PROBLEM DETAILS >> Go through the records below line by line. Count the lines with "ยบเท" and give the count alone.

╔══

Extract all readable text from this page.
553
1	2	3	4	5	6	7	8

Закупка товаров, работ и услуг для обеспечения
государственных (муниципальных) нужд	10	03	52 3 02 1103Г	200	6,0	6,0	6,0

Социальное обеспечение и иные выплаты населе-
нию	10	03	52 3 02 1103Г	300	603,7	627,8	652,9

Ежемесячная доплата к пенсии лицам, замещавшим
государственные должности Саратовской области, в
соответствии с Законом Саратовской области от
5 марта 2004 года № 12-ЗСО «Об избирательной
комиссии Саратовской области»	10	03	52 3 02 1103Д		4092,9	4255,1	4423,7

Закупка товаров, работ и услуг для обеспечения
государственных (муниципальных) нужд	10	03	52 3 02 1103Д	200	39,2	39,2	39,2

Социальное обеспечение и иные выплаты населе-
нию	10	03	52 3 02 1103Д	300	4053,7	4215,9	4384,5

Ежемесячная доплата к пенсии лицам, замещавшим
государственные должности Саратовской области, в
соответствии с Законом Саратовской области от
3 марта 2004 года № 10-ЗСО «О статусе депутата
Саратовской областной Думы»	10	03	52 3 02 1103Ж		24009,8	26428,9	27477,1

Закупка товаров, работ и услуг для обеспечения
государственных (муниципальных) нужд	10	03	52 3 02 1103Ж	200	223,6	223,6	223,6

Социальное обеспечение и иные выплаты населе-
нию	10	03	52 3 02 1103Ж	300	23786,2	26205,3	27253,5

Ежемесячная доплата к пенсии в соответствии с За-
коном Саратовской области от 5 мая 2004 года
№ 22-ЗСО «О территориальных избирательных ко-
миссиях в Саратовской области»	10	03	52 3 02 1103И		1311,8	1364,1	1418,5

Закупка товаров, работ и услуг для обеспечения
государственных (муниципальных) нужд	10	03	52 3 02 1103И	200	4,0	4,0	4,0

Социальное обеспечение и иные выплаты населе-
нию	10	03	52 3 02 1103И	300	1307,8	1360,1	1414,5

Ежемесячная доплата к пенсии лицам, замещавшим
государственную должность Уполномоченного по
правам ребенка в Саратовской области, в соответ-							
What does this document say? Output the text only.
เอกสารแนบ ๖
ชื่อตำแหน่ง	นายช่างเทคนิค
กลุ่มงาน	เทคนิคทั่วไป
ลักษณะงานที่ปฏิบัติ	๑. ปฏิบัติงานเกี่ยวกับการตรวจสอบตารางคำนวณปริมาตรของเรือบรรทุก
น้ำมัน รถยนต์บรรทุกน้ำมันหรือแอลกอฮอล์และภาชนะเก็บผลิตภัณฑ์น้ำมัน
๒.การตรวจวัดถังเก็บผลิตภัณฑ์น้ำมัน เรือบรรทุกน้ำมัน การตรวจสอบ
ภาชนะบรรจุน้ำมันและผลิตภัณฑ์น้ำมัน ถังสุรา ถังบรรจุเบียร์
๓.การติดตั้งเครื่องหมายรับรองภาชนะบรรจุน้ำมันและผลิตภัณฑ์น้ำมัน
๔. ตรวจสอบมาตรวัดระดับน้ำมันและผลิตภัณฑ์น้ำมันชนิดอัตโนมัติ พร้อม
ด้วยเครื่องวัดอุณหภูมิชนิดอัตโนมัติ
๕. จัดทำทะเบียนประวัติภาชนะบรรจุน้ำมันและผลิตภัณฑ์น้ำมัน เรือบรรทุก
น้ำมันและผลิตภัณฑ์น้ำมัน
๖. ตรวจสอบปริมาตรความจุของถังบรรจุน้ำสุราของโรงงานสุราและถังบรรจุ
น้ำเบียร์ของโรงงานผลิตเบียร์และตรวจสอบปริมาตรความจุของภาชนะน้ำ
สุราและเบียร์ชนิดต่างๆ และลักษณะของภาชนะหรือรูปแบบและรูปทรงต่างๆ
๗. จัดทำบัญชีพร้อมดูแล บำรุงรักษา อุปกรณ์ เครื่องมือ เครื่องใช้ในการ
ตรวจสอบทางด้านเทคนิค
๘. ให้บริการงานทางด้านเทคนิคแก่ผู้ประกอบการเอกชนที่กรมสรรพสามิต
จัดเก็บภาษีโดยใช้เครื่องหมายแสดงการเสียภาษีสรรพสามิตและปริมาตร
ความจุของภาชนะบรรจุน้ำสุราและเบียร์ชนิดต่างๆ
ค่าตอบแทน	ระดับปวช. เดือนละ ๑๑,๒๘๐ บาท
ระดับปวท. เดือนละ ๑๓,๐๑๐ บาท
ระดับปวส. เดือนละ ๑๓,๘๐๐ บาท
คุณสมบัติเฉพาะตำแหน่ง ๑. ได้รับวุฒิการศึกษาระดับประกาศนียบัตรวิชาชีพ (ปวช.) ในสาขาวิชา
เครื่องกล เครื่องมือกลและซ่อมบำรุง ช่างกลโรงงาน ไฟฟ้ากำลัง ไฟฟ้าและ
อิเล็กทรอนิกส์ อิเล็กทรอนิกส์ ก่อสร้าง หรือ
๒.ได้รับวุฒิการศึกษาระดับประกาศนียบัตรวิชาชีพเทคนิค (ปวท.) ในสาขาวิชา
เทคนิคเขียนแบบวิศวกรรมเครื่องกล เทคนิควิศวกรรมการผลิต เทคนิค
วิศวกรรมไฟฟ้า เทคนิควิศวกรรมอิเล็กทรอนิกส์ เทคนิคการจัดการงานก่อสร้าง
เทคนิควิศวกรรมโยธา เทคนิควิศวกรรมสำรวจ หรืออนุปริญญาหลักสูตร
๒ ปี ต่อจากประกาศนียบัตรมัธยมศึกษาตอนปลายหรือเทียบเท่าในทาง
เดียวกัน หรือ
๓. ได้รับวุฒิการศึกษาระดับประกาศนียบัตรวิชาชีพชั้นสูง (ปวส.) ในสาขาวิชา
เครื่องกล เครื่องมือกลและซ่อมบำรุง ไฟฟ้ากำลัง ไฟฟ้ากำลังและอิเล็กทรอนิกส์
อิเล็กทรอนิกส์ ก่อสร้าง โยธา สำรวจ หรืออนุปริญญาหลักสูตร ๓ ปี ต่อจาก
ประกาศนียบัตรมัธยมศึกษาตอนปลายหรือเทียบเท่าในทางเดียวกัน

╚══

FULL OUTPUT >> 2